## BEGIN

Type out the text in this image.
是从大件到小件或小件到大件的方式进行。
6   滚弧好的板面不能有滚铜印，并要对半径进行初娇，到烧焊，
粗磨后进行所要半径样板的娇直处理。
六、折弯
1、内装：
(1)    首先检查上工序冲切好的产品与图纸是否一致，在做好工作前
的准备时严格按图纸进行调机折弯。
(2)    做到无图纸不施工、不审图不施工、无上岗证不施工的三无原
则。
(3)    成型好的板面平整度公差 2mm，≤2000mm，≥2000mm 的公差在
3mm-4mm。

## END

EXERCISE:
Set all of the records down again, exactly as they stand.

EXERCISE OUTPUT:
Type out the text in this image.
是从大件到小件或小件到大件的方式进行。
6   滚弧好的板面不能有滚铜印，并要对半径进行初娇，到烧焊，
粗磨后进行所要半径样板的娇直处理。
六、折弯
1、内装：
(1)    首先检查上工序冲切好的产品与图纸是否一致，在做好工作前
的准备时严格按图纸进行调机折弯。
(2)    做到无图纸不施工、不审图不施工、无上岗证不施工的三无原
则。
(3)    成型好的板面平整度公差 2mm，≤2000mm，≥2000mm 的公差在
3mm-4mm。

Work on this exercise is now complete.